** start of Entries supplied **

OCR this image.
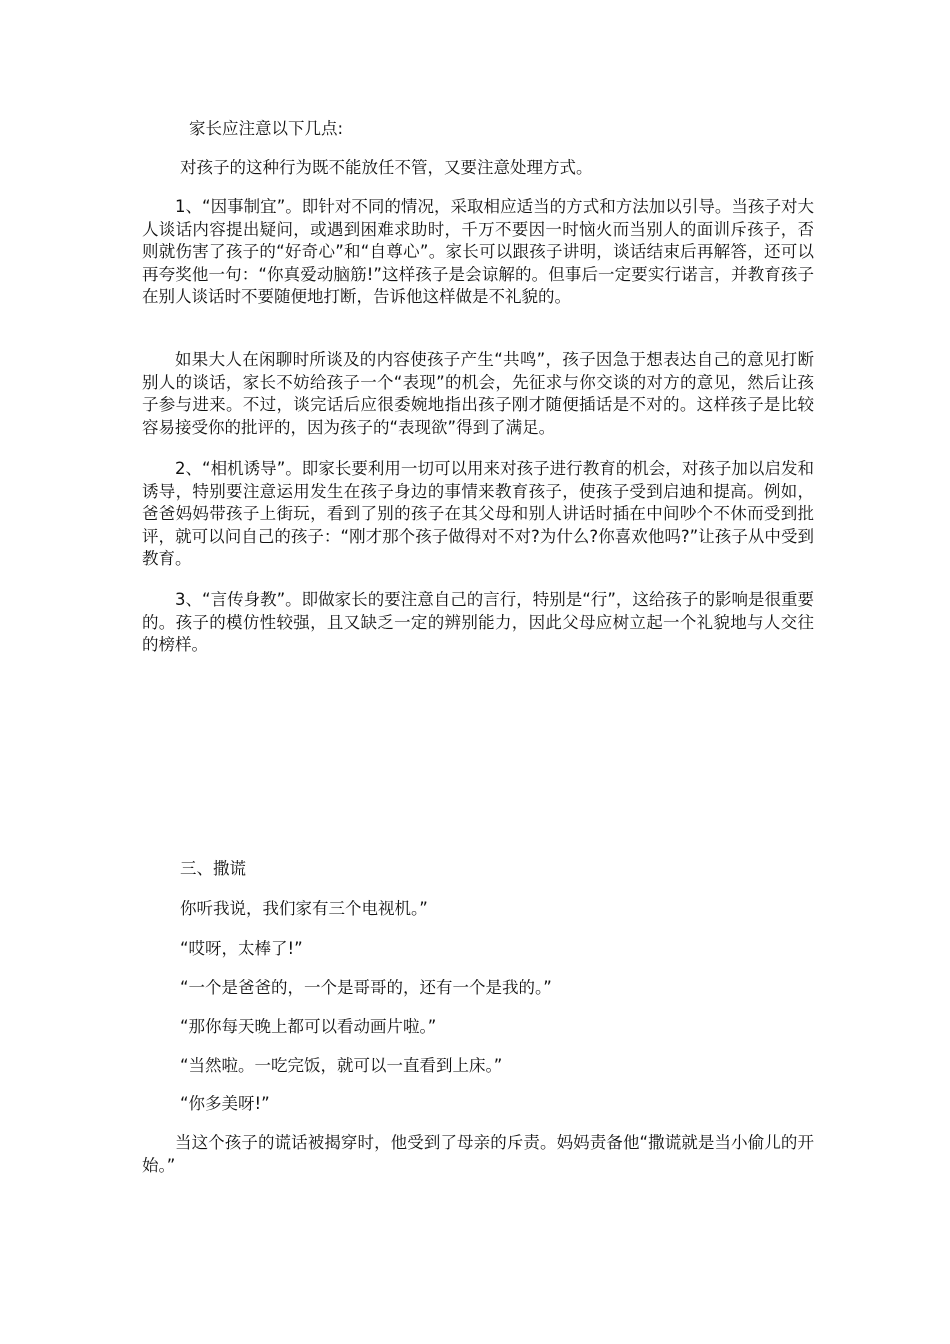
家长应注意以下几点:

对孩子的这种行为既不能放任不管，又要注意处理方式。

1、“因事制宜”。即针对不同的情况，采取相应适当的方式和方法加以引导。当孩子对大人谈话内容提出疑问，或遇到困难求助时，千万不要因一时恼火而当别人的面训斥孩子，否则就伤害了孩子的“好奇心”和“自尊心”。家长可以跟孩子讲明，谈话结束后再解答，还可以再夸奖他一句：“你真爱动脑筋!”这样孩子是会谅解的。但事后一定要实行诺言，并教育孩子在别人谈话时不要随便地打断，告诉他这样做是不礼貌的。

如果大人在闲聊时所谈及的内容使孩子产生“共鸣”，孩子因急于想表达自己的意见打断别人的谈话，家长不妨给孩子一个“表现”的机会，先征求与你交谈的对方的意见，然后让孩子参与进来。不过，谈完话后应很委婉地指出孩子刚才随便插话是不对的。这样孩子是比较容易接受你的批评的，因为孩子的“表现欲”得到了满足。

2、“相机诱导”。即家长要利用一切可以用来对孩子进行教育的机会，对孩子加以启发和诱导，特别要注意运用发生在孩子身边的事情来教育孩子，使孩子受到启迪和提高。例如，爸爸妈妈带孩子上街玩，看到了别的孩子在其父母和别人讲话时插在中间吵个不休而受到批评，就可以问自己的孩子：“刚才那个孩子做得对不对?为什么?你喜欢他吗?”让孩子从中受到教育。

3、“言传身教”。即做家长的要注意自己的言行，特别是“行”，这给孩子的影响是很重要的。孩子的模仿性较强，且又缺乏一定的辨别能力，因此父母应树立起一个礼貌地与人交往的榜样。

三、撒谎

你听我说，我们家有三个电视机。”

“哎呀，太棒了!”

“一个是爸爸的，一个是哥哥的，还有一个是我的。”

“那你每天晚上都可以看动画片啦。”

“当然啦。一吃完饭，就可以一直看到上床。”

“你多美呀!”

当这个孩子的谎话被揭穿时，他受到了母亲的斥责。妈妈责备他“撒谎就是当小偷儿的开始。”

** end of Entries supplied **

▶ **Written request**:
All the records above need to be given again word for word. Skip the pictures.

▶ **Output of the task**:
OCR this image.
家长应注意以下几点:

对孩子的这种行为既不能放任不管，又要注意处理方式。

1、“因事制宜”。即针对不同的情况，采取相应适当的方式和方法加以引导。当孩子对大人谈话内容提出疑问，或遇到困难求助时，千万不要因一时恼火而当别人的面训斥孩子，否则就伤害了孩子的“好奇心”和“自尊心”。家长可以跟孩子讲明，谈话结束后再解答，还可以再夸奖他一句：“你真爱动脑筋!”这样孩子是会谅解的。但事后一定要实行诺言，并教育孩子在别人谈话时不要随便地打断，告诉他这样做是不礼貌的。

如果大人在闲聊时所谈及的内容使孩子产生“共鸣”，孩子因急于想表达自己的意见打断别人的谈话，家长不妨给孩子一个“表现”的机会，先征求与你交谈的对方的意见，然后让孩子参与进来。不过，谈完话后应很委婉地指出孩子刚才随便插话是不对的。这样孩子是比较容易接受你的批评的，因为孩子的“表现欲”得到了满足。

2、“相机诱导”。即家长要利用一切可以用来对孩子进行教育的机会，对孩子加以启发和诱导，特别要注意运用发生在孩子身边的事情来教育孩子，使孩子受到启迪和提高。例如，爸爸妈妈带孩子上街玩，看到了别的孩子在其父母和别人讲话时插在中间吵个不休而受到批评，就可以问自己的孩子：“刚才那个孩子做得对不对?为什么?你喜欢他吗?”让孩子从中受到教育。

3、“言传身教”。即做家长的要注意自己的言行，特别是“行”，这给孩子的影响是很重要的。孩子的模仿性较强，且又缺乏一定的辨别能力，因此父母应树立起一个礼貌地与人交往的榜样。

三、撒谎

你听我说，我们家有三个电视机。”

“哎呀，太棒了!”

“一个是爸爸的，一个是哥哥的，还有一个是我的。”

“那你每天晚上都可以看动画片啦。”

“当然啦。一吃完饭，就可以一直看到上床。”

“你多美呀!”

当这个孩子的谎话被揭穿时，他受到了母亲的斥责。妈妈责备他“撒谎就是当小偷儿的开始。”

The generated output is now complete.